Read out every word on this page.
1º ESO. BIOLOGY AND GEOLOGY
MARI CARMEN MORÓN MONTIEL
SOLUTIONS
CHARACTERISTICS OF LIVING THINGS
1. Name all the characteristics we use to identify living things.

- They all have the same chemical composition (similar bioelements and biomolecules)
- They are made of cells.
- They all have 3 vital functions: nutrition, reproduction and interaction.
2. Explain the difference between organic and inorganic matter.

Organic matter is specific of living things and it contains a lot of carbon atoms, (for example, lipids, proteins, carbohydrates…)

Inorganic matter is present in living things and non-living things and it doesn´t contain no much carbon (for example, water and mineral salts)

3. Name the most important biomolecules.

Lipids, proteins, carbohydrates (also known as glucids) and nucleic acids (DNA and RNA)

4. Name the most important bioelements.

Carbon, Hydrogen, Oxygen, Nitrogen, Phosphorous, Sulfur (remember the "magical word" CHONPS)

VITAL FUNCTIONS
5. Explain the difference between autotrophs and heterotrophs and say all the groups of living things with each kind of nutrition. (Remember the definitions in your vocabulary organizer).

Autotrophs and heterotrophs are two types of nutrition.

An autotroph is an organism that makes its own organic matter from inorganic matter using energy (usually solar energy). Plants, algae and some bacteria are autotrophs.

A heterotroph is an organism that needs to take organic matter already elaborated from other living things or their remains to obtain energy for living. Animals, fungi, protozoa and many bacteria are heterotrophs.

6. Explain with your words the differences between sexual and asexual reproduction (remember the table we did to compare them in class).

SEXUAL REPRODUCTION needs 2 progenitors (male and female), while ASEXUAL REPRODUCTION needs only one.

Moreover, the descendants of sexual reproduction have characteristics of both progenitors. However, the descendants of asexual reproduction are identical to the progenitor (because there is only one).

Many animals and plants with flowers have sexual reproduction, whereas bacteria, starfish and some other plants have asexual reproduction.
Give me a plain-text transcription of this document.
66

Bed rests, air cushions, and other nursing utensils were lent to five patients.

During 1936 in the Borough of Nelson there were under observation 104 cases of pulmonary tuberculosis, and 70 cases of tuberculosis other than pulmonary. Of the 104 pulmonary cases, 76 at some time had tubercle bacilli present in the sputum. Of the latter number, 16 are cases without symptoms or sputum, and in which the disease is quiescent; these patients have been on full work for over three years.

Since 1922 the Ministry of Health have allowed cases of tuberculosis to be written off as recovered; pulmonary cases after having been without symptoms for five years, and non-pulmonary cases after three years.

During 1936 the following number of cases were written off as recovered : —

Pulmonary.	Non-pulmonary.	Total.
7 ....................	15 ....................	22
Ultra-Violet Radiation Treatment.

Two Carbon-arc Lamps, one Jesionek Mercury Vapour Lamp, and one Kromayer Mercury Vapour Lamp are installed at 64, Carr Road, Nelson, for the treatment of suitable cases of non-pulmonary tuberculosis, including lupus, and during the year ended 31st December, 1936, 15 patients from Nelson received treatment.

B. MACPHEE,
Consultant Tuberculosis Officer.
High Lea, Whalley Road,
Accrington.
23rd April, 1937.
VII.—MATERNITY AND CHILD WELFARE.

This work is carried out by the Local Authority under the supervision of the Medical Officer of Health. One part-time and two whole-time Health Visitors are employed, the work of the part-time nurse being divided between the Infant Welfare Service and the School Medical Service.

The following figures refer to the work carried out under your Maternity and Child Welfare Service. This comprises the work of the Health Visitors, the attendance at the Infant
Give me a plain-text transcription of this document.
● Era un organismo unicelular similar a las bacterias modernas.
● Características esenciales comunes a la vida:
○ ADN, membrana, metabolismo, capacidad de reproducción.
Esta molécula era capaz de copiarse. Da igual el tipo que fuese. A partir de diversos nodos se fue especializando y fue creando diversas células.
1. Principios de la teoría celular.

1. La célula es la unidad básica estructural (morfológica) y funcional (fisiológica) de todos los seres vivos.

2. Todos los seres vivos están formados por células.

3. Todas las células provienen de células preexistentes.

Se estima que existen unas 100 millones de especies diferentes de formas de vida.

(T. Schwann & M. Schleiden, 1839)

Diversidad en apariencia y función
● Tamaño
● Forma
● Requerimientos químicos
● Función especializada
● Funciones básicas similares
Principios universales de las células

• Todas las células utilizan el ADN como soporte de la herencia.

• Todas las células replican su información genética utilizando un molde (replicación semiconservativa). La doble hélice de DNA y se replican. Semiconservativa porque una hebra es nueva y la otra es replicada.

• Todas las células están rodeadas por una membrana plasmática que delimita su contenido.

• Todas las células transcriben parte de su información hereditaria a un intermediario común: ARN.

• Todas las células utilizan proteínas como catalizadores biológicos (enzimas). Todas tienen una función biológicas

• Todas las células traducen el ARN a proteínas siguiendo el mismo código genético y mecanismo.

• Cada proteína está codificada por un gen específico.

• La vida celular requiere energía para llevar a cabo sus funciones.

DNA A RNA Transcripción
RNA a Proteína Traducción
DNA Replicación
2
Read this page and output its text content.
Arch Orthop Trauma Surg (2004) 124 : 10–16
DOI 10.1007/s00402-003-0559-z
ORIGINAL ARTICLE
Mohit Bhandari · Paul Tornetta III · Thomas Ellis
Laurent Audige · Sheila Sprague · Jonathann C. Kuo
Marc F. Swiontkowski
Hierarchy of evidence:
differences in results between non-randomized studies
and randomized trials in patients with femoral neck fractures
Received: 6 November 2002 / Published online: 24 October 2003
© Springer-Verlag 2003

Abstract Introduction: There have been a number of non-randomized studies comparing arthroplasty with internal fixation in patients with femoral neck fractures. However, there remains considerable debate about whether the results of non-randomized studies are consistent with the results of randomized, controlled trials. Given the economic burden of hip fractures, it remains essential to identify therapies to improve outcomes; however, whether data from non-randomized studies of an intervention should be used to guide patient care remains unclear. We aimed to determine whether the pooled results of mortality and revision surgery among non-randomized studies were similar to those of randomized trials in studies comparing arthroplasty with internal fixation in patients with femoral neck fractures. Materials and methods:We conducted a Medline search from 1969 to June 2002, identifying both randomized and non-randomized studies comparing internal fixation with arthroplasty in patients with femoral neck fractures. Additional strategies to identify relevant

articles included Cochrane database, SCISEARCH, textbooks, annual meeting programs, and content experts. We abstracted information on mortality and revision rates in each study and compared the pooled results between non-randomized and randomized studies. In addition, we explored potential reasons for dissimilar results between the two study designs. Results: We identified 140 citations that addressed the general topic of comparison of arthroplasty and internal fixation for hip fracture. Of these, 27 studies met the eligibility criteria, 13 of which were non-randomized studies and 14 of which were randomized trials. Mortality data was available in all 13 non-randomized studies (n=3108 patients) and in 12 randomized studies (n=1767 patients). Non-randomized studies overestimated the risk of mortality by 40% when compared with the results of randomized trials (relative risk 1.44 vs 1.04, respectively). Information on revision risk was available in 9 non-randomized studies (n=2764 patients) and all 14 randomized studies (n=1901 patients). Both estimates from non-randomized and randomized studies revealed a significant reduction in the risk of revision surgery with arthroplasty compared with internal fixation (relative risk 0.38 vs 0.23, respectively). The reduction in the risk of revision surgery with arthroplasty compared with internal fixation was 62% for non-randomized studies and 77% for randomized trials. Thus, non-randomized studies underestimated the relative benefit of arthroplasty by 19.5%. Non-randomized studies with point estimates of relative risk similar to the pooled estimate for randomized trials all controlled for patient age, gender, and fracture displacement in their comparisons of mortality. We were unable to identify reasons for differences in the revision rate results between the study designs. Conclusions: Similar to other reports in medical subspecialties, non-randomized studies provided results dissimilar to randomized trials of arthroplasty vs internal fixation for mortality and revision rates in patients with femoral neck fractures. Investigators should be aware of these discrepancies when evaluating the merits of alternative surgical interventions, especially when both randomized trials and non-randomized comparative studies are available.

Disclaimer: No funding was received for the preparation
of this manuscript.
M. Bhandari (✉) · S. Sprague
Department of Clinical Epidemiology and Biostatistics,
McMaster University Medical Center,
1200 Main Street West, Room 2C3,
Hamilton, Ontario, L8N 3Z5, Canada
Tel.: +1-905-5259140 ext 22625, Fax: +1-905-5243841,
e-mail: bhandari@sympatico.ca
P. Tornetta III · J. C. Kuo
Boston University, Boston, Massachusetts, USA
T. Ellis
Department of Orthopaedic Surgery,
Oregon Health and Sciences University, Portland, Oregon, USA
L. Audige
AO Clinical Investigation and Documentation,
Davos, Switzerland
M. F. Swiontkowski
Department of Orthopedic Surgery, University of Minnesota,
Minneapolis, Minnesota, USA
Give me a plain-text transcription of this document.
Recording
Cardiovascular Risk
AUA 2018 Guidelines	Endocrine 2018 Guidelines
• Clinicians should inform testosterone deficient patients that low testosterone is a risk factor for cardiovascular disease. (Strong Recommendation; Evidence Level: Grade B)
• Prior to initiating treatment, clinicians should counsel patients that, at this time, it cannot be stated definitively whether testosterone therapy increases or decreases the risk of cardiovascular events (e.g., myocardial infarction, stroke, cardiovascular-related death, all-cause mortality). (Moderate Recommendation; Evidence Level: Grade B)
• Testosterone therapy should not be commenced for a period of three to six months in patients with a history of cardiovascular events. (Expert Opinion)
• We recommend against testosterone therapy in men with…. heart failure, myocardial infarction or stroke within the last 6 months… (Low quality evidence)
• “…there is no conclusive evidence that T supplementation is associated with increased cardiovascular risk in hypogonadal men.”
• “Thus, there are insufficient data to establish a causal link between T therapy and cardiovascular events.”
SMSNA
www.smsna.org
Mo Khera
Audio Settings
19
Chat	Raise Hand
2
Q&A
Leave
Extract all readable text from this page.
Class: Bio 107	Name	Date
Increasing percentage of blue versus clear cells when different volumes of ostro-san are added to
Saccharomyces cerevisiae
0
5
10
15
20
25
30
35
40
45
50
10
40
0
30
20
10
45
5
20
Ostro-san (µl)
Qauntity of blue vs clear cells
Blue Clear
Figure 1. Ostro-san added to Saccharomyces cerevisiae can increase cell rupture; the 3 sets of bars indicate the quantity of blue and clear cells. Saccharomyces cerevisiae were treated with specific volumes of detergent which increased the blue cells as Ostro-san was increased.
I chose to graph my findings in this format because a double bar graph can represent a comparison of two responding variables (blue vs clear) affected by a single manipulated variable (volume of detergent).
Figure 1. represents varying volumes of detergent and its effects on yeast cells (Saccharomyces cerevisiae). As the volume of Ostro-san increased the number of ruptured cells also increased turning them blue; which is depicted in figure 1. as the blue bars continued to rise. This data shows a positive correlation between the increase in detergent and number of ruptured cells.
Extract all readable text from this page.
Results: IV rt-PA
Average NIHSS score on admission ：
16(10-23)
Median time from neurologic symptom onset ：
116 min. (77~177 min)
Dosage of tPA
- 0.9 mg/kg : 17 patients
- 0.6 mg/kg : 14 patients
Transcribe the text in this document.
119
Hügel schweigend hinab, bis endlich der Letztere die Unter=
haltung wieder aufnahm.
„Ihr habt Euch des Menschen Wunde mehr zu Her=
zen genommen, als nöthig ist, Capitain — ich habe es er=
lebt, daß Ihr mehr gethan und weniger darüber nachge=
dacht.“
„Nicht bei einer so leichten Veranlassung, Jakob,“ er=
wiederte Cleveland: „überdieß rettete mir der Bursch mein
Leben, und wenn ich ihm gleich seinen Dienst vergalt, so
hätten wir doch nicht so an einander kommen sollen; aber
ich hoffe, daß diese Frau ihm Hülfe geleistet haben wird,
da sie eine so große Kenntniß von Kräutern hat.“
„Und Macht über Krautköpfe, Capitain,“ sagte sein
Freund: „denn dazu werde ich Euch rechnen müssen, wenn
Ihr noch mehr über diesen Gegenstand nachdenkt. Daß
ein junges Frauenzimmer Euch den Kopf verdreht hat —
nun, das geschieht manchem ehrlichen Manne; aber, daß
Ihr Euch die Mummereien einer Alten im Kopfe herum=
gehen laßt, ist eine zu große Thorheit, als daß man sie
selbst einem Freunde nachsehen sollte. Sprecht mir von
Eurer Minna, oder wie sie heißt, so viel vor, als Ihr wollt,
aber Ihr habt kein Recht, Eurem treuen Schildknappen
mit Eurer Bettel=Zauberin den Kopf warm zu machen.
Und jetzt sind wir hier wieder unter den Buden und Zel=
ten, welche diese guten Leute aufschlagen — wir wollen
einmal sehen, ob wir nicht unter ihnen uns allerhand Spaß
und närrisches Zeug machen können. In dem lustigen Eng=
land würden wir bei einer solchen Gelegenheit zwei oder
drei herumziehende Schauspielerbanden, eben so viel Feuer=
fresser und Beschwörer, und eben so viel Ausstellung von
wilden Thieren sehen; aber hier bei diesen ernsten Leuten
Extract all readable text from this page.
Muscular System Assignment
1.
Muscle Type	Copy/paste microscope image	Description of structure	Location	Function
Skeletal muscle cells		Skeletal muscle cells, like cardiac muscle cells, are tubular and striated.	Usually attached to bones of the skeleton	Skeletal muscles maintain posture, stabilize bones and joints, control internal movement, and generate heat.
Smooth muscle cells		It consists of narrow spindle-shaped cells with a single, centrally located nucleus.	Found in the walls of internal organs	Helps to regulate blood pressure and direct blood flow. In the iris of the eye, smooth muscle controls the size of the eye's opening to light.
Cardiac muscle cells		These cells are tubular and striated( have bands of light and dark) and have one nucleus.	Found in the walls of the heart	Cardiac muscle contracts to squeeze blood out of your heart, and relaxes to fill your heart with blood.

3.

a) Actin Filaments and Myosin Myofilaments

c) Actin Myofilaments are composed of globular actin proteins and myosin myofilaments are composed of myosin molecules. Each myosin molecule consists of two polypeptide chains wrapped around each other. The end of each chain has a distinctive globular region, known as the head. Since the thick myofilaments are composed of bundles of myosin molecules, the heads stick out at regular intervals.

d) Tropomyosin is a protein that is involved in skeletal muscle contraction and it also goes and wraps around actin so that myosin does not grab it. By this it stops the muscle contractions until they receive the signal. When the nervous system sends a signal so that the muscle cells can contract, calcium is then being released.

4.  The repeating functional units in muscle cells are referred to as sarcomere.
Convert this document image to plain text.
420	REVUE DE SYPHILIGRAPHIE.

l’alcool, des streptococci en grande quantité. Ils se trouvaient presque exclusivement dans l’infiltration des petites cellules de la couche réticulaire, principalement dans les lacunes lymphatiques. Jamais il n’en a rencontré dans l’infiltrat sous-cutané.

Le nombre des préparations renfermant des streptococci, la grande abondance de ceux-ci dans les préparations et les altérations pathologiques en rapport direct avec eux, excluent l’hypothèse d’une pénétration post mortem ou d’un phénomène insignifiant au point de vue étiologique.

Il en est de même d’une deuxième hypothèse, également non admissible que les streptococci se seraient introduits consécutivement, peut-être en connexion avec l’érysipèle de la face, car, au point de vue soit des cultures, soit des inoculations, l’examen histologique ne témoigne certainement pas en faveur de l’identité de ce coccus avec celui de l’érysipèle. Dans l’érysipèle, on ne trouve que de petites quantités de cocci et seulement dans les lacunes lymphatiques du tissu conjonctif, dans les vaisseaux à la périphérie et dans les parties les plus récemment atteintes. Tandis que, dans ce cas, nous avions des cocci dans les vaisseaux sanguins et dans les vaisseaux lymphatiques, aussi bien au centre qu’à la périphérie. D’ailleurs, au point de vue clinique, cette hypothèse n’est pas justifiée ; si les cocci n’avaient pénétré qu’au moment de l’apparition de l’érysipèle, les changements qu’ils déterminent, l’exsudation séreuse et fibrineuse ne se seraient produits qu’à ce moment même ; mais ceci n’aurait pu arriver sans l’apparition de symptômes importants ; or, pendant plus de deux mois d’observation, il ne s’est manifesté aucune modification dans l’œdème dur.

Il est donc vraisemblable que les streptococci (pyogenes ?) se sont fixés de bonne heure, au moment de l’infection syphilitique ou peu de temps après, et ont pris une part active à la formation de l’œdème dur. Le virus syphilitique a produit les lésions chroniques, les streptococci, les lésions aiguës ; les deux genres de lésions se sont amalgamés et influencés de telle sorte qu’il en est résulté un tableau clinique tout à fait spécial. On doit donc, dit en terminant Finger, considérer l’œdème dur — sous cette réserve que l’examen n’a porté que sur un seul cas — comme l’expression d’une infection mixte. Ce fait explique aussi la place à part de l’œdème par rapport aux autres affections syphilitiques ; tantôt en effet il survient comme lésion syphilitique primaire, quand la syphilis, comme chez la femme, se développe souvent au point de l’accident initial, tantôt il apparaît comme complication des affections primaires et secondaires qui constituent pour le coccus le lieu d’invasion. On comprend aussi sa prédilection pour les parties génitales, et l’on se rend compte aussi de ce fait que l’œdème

- - - - -

## Work instructions:
Wherever the string "Eurer" appears in the data above, copy the line it sits in.

## Written reply:
Eurer Minna, oder wie sie heißt, so viel vor, als Ihr wollt,
mit Eurer Bettel=Zauberin den Kopf warm zu machen.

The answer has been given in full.